Omit every picture while repeating the entries exactly.

◇ ◇ ◇ ◇ ◇ ◇ ◇

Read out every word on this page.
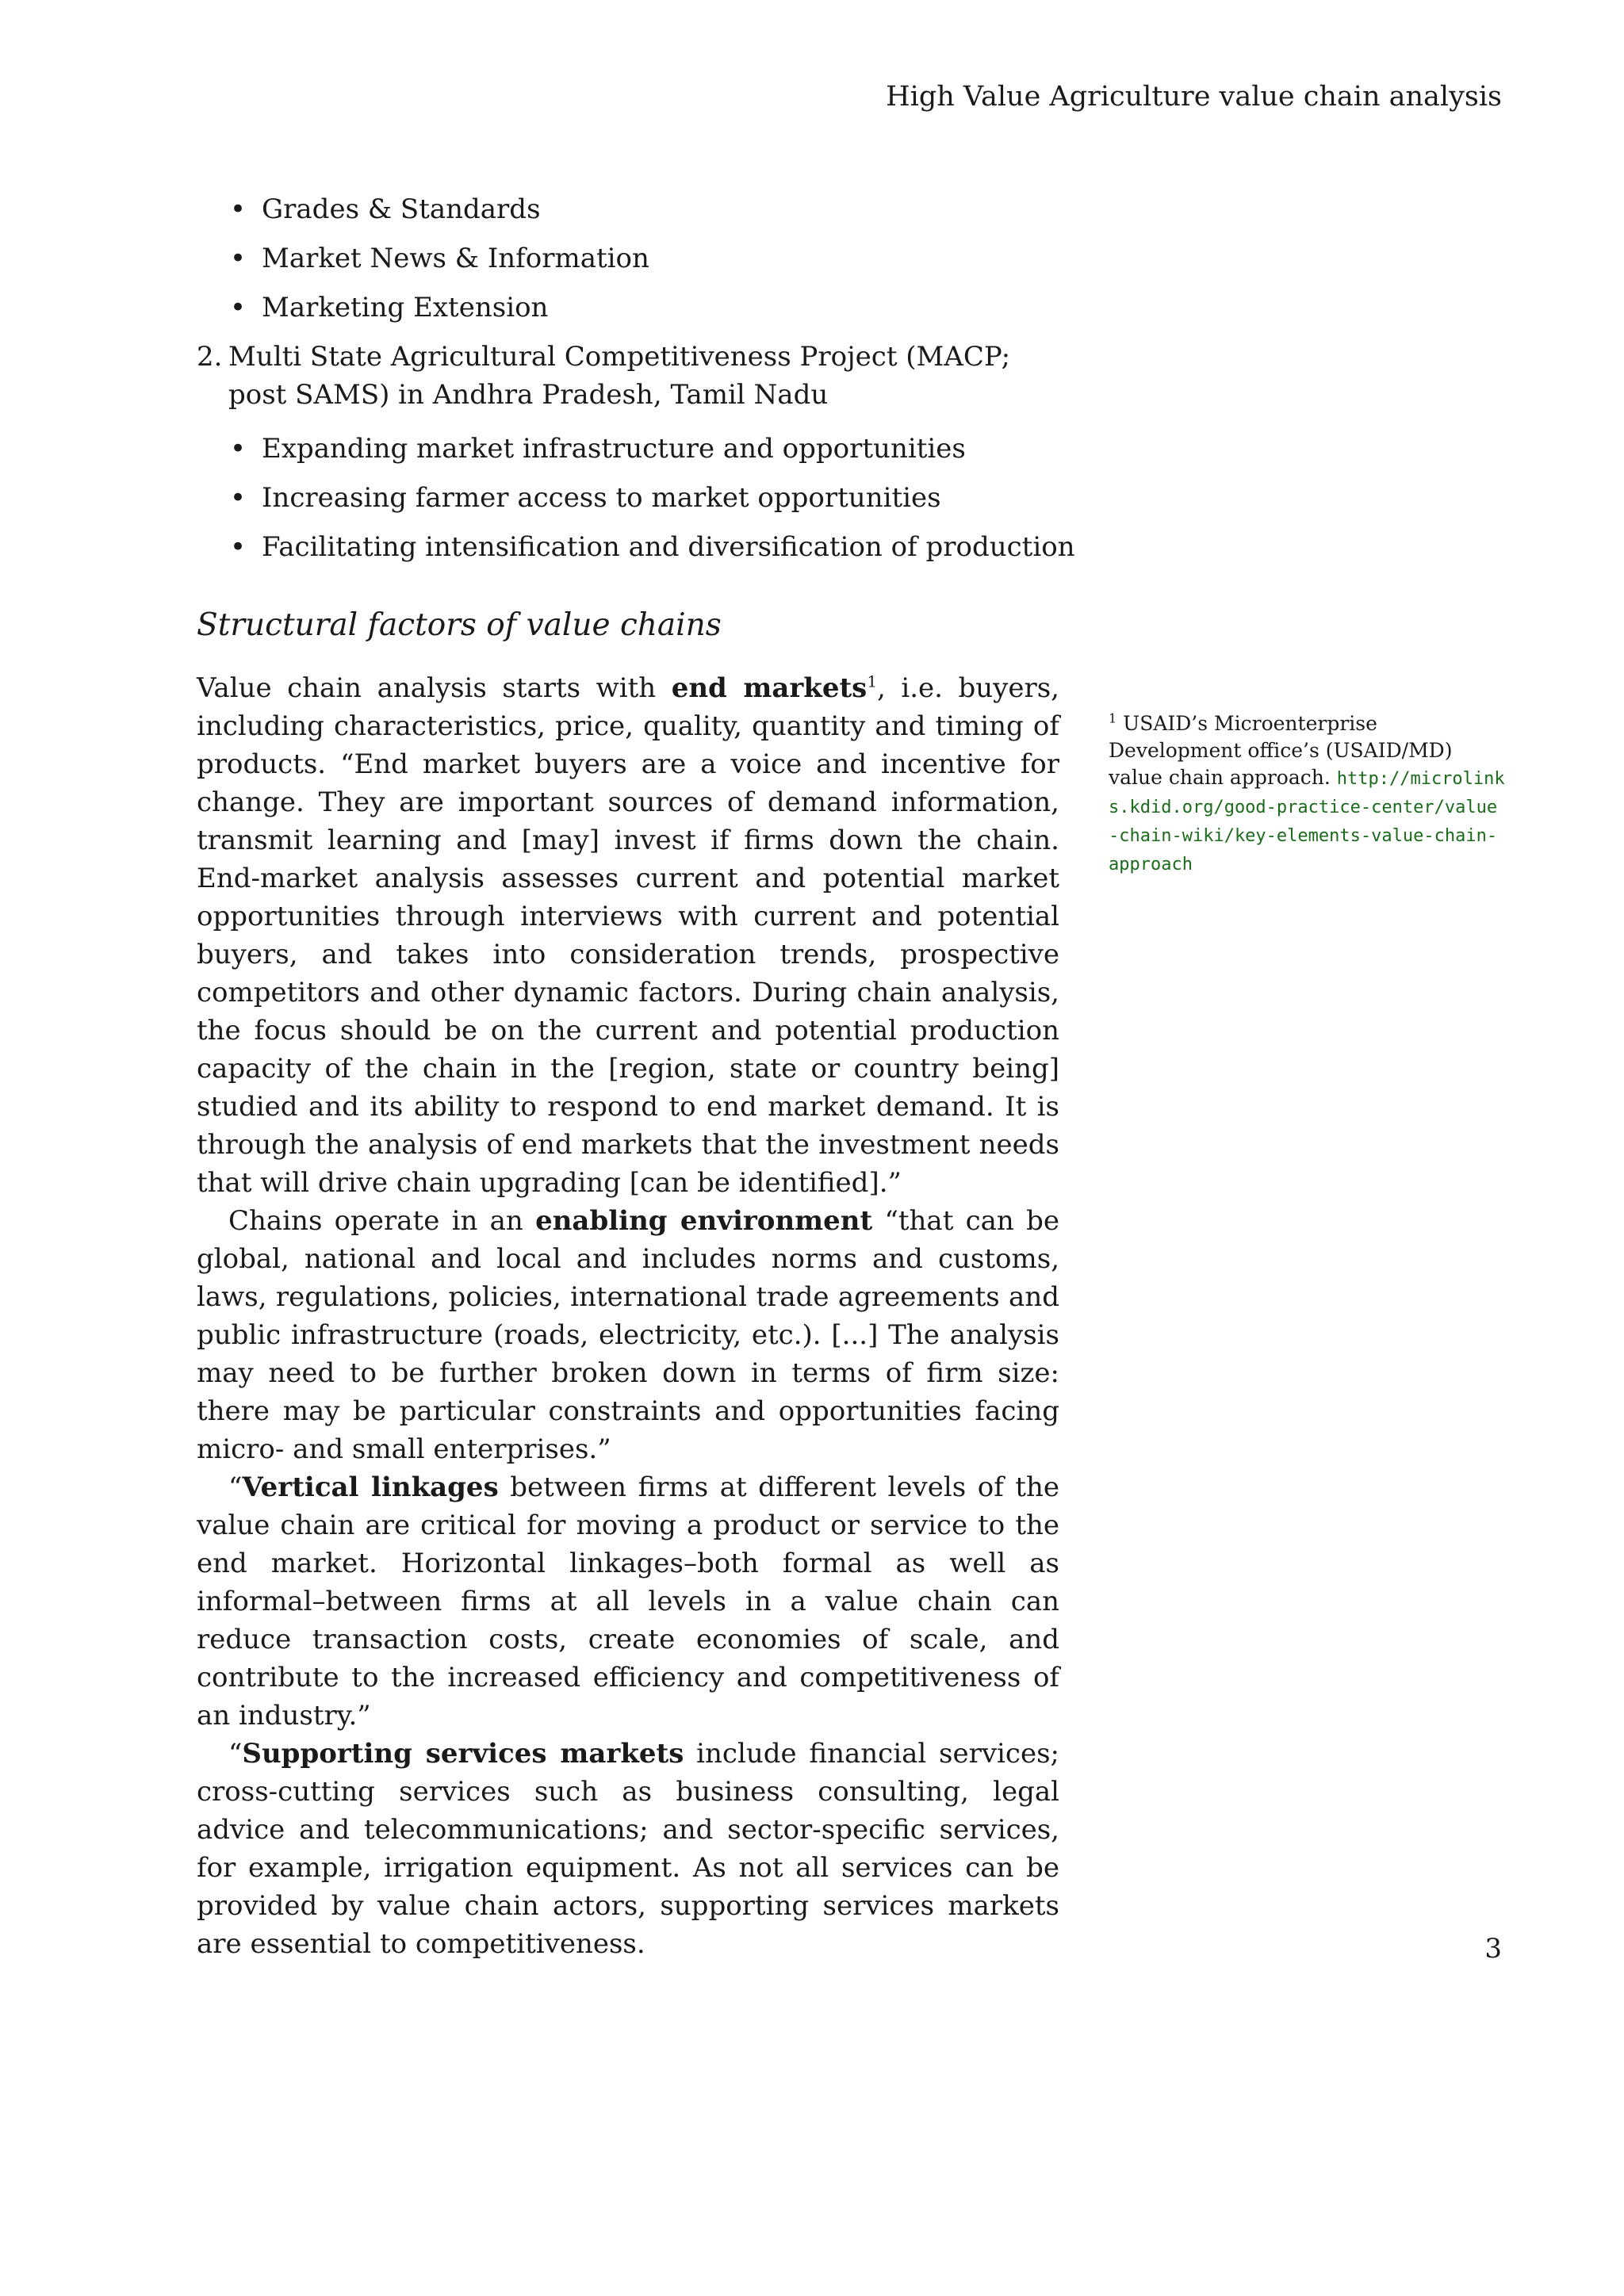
High Value Agriculture value chain analysis
• Grades & Standards
• Market News & Information
• Marketing Extension
2. Multi State Agricultural Competitiveness Project (MACP; post SAMS) in Andhra Pradesh, Tamil Nadu
• Expanding market infrastructure and opportunities
• Increasing farmer access to market opportunities
• Facilitating intensification and diversification of production
Structural factors of value chains

Value chain analysis starts with end markets$^1$, i.e. buyers, including characteristics, price, quality, quantity and timing of products. “End market buyers are a voice and incentive for change. They are important sources of demand information, transmit learning and [may] invest if firms down the chain. End-market analysis assesses current and potential market opportunities through interviews with current and potential buyers, and takes into consideration trends, prospective competitors and other dynamic factors. During chain analysis, the focus should be on the current and potential production capacity of the chain in the [region, state or country being] studied and its ability to respond to end market demand. It is through the analysis of end markets that the investment needs that will drive chain upgrading [can be identified].”

Chains operate in an enabling environment “that can be global, national and local and includes norms and customs, laws, regulations, policies, international trade agreements and public infrastructure (roads, electricity, etc.). [...] The analysis may need to be further broken down in terms of firm size: there may be particular constraints and opportunities facing micro- and small enterprises.”

“Vertical linkages between firms at different levels of the value chain are critical for moving a product or service to the end market. Horizontal linkages–both formal as well as informal–between firms at all levels in a value chain can reduce transaction costs, create economies of scale, and contribute to the increased efficiency and competitiveness of an industry.”

“Supporting services markets include financial services; cross-cutting services such as business consulting, legal advice and telecommunications; and sector-specific services, for example, irrigation equipment. As not all services can be provided by value chain actors, supporting services markets are essential to competitiveness.

$^1$ USAID’s Microenterprise Development office’s (USAID/MD) value chain approach. http://microlinks.kdid.org/good-practice-center/value-chain-wiki/key-elements-value-chain-approach
3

◇ ◇ ◇ ◇ ◇ ◇ ◇

## [Result for this exercise]
Read out every word on this page.
High Value Agriculture value chain analysis
• Grades & Standards
• Market News & Information
• Marketing Extension
2. Multi State Agricultural Competitiveness Project (MACP; post SAMS) in Andhra Pradesh, Tamil Nadu
• Expanding market infrastructure and opportunities
• Increasing farmer access to market opportunities
• Facilitating intensification and diversification of production
Structural factors of value chains

Value chain analysis starts with end markets$^1$, i.e. buyers, including characteristics, price, quality, quantity and timing of products. “End market buyers are a voice and incentive for change. They are important sources of demand information, transmit learning and [may] invest if firms down the chain. End-market analysis assesses current and potential market opportunities through interviews with current and potential buyers, and takes into consideration trends, prospective competitors and other dynamic factors. During chain analysis, the focus should be on the current and potential production capacity of the chain in the [region, state or country being] studied and its ability to respond to end market demand. It is through the analysis of end markets that the investment needs that will drive chain upgrading [can be identified].”

Chains operate in an enabling environment “that can be global, national and local and includes norms and customs, laws, regulations, policies, international trade agreements and public infrastructure (roads, electricity, etc.). [...] The analysis may need to be further broken down in terms of firm size: there may be particular constraints and opportunities facing micro- and small enterprises.”

“Vertical linkages between firms at different levels of the value chain are critical for moving a product or service to the end market. Horizontal linkages–both formal as well as informal–between firms at all levels in a value chain can reduce transaction costs, create economies of scale, and contribute to the increased efficiency and competitiveness of an industry.”

“Supporting services markets include financial services; cross-cutting services such as business consulting, legal advice and telecommunications; and sector-specific services, for example, irrigation equipment. As not all services can be provided by value chain actors, supporting services markets are essential to competitiveness.

$^1$ USAID’s Microenterprise Development office’s (USAID/MD) value chain approach. http://microlinks.kdid.org/good-practice-center/value-chain-wiki/key-elements-value-chain-approach
3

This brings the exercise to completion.